Transcribe the material in full, exactly as written.

......

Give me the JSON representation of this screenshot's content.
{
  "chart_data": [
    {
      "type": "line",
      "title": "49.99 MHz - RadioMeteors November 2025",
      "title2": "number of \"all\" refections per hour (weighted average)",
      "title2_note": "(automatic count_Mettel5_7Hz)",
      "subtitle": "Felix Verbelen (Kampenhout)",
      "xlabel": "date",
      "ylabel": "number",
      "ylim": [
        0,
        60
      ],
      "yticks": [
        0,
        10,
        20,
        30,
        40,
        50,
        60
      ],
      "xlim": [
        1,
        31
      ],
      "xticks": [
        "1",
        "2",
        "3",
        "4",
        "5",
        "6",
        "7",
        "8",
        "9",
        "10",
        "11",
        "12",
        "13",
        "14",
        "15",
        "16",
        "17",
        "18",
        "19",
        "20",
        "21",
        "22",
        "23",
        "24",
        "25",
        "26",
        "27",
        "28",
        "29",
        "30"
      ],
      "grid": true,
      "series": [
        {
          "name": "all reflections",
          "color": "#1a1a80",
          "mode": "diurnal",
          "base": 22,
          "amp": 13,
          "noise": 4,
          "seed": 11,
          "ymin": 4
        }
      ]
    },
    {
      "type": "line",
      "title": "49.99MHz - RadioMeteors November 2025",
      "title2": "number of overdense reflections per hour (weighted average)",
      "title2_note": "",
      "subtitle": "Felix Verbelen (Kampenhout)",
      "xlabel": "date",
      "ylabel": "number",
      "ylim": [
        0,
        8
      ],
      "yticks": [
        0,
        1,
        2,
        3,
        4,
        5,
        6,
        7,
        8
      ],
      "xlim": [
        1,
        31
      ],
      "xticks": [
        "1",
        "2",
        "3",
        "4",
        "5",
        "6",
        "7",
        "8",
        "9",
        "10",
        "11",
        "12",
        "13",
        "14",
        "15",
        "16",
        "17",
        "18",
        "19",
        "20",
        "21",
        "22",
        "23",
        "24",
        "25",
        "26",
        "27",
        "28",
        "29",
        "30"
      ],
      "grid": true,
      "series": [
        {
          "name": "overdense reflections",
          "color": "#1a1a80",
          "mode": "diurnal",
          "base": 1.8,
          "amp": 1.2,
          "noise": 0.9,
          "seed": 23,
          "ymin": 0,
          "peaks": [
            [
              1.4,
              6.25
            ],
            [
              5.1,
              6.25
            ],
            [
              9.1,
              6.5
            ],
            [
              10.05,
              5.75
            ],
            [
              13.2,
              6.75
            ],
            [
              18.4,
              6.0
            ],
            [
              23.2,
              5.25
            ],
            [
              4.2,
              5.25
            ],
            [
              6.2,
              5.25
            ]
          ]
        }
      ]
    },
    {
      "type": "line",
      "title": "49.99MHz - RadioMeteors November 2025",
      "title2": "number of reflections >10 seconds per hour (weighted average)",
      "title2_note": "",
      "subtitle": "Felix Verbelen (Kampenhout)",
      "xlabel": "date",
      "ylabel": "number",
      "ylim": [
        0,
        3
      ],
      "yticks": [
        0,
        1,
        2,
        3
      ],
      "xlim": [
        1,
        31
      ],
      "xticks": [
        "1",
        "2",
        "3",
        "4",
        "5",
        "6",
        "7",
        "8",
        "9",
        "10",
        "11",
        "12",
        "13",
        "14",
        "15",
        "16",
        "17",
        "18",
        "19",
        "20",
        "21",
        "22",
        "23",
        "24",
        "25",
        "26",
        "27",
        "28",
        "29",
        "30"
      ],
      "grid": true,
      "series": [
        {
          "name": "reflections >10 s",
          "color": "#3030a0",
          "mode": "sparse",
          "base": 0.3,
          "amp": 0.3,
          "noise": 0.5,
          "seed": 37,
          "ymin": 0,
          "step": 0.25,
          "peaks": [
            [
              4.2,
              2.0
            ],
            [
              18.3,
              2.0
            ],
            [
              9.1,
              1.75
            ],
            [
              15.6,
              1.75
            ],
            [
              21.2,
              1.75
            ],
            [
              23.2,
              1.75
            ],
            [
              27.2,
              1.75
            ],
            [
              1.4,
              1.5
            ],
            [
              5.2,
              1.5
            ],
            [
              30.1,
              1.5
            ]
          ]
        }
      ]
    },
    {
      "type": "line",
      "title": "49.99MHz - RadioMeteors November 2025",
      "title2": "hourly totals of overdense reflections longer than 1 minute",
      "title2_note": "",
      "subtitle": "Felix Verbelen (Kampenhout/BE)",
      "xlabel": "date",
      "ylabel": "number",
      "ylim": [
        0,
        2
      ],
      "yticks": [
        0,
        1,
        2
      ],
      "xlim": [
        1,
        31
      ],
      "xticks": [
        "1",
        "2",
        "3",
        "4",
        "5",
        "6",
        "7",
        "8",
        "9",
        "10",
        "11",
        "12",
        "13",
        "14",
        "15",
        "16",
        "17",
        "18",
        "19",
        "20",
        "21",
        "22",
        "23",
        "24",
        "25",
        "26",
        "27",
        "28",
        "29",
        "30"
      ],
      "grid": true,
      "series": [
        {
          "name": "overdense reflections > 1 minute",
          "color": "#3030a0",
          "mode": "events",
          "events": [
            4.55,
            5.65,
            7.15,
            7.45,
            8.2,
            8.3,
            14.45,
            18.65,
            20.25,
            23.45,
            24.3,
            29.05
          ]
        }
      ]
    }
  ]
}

......

Answer for this exercise:
Give me the JSON representation of this screenshot's content.
{
  "chart_data": [
    {
      "type": "line",
      "title": "49.99 MHz - RadioMeteors November 2025",
      "title2": "number of \"all\" refections per hour (weighted average)",
      "title2_note": "(automatic count_Mettel5_7Hz)",
      "subtitle": "Felix Verbelen (Kampenhout)",
      "xlabel": "date",
      "ylabel": "number",
      "ylim": [
        0,
        60
      ],
      "yticks": [
        0,
        10,
        20,
        30,
        40,
        50,
        60
      ],
      "xlim": [
        1,
        31
      ],
      "xticks": [
        "1",
        "2",
        "3",
        "4",
        "5",
        "6",
        "7",
        "8",
        "9",
        "10",
        "11",
        "12",
        "13",
        "14",
        "15",
        "16",
        "17",
        "18",
        "19",
        "20",
        "21",
        "22",
        "23",
        "24",
        "25",
        "26",
        "27",
        "28",
        "29",
        "30"
      ],
      "grid": true,
      "series": [
        {
          "name": "all reflections",
          "color": "#1a1a80",
          "mode": "diurnal",
          "base": 22,
          "amp": 13,
          "noise": 4,
          "seed": 11,
          "ymin": 4
        }
      ]
    },
    {
      "type": "line",
      "title": "49.99MHz - RadioMeteors November 2025",
      "title2": "number of overdense reflections per hour (weighted average)",
      "title2_note": "",
      "subtitle": "Felix Verbelen (Kampenhout)",
      "xlabel": "date",
      "ylabel": "number",
      "ylim": [
        0,
        8
      ],
      "yticks": [
        0,
        1,
        2,
        3,
        4,
        5,
        6,
        7,
        8
      ],
      "xlim": [
        1,
        31
      ],
      "xticks": [
        "1",
        "2",
        "3",
        "4",
        "5",
        "6",
        "7",
        "8",
        "9",
        "10",
        "11",
        "12",
        "13",
        "14",
        "15",
        "16",
        "17",
        "18",
        "19",
        "20",
        "21",
        "22",
        "23",
        "24",
        "25",
        "26",
        "27",
        "28",
        "29",
        "30"
      ],
      "grid": true,
      "series": [
        {
          "name": "overdense reflections",
          "color": "#1a1a80",
          "mode": "diurnal",
          "base": 1.8,
          "amp": 1.2,
          "noise": 0.9,
          "seed": 23,
          "ymin": 0,
          "peaks": [
            [
              1.4,
              6.25
            ],
            [
              5.1,
              6.25
            ],
            [
              9.1,
              6.5
            ],
            [
              10.05,
              5.75
            ],
            [
              13.2,
              6.75
            ],
            [
              18.4,
              6.0
            ],
            [
              23.2,
              5.25
            ],
            [
              4.2,
              5.25
            ],
            [
              6.2,
              5.25
            ]
          ]
        }
      ]
    },
    {
      "type": "line",
      "title": "49.99MHz - RadioMeteors November 2025",
      "title2": "number of reflections >10 seconds per hour (weighted average)",
      "title2_note": "",
      "subtitle": "Felix Verbelen (Kampenhout)",
      "xlabel": "date",
      "ylabel": "number",
      "ylim": [
        0,
        3
      ],
      "yticks": [
        0,
        1,
        2,
        3
      ],
      "xlim": [
        1,
        31
      ],
      "xticks": [
        "1",
        "2",
        "3",
        "4",
        "5",
        "6",
        "7",
        "8",
        "9",
        "10",
        "11",
        "12",
        "13",
        "14",
        "15",
        "16",
        "17",
        "18",
        "19",
        "20",
        "21",
        "22",
        "23",
        "24",
        "25",
        "26",
        "27",
        "28",
        "29",
        "30"
      ],
      "grid": true,
      "series": [
        {
          "name": "reflections >10 s",
          "color": "#3030a0",
          "mode": "sparse",
          "base": 0.3,
          "amp": 0.3,
          "noise": 0.5,
          "seed": 37,
          "ymin": 0,
          "step": 0.25,
          "peaks": [
            [
              4.2,
              2.0
            ],
            [
              18.3,
              2.0
            ],
            [
              9.1,
              1.75
            ],
            [
              15.6,
              1.75
            ],
            [
              21.2,
              1.75
            ],
            [
              23.2,
              1.75
            ],
            [
              27.2,
              1.75
            ],
            [
              1.4,
              1.5
            ],
            [
              5.2,
              1.5
            ],
            [
              30.1,
              1.5
            ]
          ]
        }
      ]
    },
    {
      "type": "line",
      "title": "49.99MHz - RadioMeteors November 2025",
      "title2": "hourly totals of overdense reflections longer than 1 minute",
      "title2_note": "",
      "subtitle": "Felix Verbelen (Kampenhout/BE)",
      "xlabel": "date",
      "ylabel": "number",
      "ylim": [
        0,
        2
      ],
      "yticks": [
        0,
        1,
        2
      ],
      "xlim": [
        1,
        31
      ],
      "xticks": [
        "1",
        "2",
        "3",
        "4",
        "5",
        "6",
        "7",
        "8",
        "9",
        "10",
        "11",
        "12",
        "13",
        "14",
        "15",
        "16",
        "17",
        "18",
        "19",
        "20",
        "21",
        "22",
        "23",
        "24",
        "25",
        "26",
        "27",
        "28",
        "29",
        "30"
      ],
      "grid": true,
      "series": [
        {
          "name": "overdense reflections > 1 minute",
          "color": "#3030a0",
          "mode": "events",
          "events": [
            4.55,
            5.65,
            7.15,
            7.45,
            8.2,
            8.3,
            14.45,
            18.65,
            20.25,
            23.45,
            24.3,
            29.05
          ]
        }
      ]
    }
  ]
}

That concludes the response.